*** Dataset ***
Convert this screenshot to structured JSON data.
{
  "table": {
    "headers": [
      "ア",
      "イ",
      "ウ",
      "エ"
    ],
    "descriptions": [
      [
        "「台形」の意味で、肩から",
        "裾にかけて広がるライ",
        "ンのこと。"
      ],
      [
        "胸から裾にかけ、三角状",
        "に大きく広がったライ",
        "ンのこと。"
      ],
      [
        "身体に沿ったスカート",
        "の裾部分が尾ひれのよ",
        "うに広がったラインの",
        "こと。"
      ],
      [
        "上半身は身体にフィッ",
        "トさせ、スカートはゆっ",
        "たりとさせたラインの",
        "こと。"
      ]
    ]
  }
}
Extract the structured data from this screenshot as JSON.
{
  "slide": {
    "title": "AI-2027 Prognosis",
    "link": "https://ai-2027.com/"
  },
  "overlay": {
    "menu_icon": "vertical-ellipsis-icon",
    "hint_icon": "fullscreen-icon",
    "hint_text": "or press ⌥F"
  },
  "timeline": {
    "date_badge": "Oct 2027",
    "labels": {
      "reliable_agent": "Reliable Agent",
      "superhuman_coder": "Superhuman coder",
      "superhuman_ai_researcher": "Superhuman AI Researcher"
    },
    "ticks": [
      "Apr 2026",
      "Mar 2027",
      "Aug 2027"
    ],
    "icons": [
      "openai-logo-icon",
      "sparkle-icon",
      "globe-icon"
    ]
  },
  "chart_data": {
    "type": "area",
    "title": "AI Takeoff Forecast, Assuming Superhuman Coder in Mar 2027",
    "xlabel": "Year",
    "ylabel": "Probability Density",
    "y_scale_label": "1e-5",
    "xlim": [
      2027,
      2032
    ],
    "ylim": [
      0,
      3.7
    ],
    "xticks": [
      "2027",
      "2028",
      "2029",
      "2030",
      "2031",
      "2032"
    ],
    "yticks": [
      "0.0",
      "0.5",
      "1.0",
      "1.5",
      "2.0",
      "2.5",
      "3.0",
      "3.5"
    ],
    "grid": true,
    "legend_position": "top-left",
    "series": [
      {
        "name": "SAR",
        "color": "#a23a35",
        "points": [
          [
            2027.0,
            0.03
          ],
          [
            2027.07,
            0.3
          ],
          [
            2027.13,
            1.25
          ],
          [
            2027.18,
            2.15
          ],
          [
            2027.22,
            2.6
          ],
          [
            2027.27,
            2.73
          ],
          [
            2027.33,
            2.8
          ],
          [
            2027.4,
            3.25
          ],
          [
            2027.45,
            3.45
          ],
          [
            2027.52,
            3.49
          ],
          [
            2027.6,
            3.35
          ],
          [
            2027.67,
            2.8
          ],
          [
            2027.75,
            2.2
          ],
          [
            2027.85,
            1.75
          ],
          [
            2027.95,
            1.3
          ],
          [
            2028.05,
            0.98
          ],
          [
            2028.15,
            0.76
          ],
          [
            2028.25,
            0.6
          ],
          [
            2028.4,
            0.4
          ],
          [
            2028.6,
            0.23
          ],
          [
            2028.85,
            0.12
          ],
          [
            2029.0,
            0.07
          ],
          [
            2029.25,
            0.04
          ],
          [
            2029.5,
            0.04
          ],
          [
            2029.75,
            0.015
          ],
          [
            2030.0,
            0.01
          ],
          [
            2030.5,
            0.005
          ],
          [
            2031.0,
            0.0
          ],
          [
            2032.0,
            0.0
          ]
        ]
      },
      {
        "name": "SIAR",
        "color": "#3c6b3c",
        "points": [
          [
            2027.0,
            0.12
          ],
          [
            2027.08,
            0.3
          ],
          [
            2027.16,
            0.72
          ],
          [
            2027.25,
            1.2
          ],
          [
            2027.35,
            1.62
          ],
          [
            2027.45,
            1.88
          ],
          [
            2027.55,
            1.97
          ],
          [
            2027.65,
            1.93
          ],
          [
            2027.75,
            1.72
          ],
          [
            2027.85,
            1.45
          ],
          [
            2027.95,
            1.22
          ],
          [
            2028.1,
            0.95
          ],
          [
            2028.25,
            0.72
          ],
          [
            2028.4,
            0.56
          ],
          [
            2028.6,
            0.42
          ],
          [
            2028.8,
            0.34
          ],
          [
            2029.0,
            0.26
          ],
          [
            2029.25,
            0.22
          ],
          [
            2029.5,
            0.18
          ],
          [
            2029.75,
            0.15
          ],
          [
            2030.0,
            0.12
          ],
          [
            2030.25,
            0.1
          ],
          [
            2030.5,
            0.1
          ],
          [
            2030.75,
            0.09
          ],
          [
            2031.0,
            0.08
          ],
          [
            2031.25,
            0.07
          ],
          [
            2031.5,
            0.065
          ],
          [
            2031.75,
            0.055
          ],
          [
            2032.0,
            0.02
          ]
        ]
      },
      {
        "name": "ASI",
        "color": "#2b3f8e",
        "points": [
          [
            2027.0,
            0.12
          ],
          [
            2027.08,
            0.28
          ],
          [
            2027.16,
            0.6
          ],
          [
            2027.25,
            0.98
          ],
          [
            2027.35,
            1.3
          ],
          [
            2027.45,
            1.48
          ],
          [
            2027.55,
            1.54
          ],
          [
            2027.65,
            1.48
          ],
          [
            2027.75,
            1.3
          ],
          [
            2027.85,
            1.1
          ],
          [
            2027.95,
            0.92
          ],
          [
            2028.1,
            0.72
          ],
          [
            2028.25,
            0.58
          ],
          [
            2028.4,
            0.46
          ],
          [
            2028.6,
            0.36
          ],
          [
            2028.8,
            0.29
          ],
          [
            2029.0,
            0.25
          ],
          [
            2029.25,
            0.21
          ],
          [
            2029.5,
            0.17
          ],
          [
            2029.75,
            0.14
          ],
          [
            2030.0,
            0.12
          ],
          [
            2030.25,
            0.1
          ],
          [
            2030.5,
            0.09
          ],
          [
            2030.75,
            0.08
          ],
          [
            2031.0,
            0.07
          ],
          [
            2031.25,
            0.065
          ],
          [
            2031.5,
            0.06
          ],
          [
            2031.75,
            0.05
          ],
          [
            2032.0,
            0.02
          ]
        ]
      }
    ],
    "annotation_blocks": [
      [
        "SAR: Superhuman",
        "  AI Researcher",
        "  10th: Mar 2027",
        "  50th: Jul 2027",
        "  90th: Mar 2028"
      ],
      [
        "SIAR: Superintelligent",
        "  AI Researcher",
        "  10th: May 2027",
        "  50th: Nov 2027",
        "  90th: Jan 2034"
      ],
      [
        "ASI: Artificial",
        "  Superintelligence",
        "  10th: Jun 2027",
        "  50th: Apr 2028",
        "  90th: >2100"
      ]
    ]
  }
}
***
> Exercise brief
Search the data above for the word "screenshot", then gather each line in which it appears.

> The reply
Convert this screenshot to structured JSON data.
Extract the structured data from this screenshot as JSON.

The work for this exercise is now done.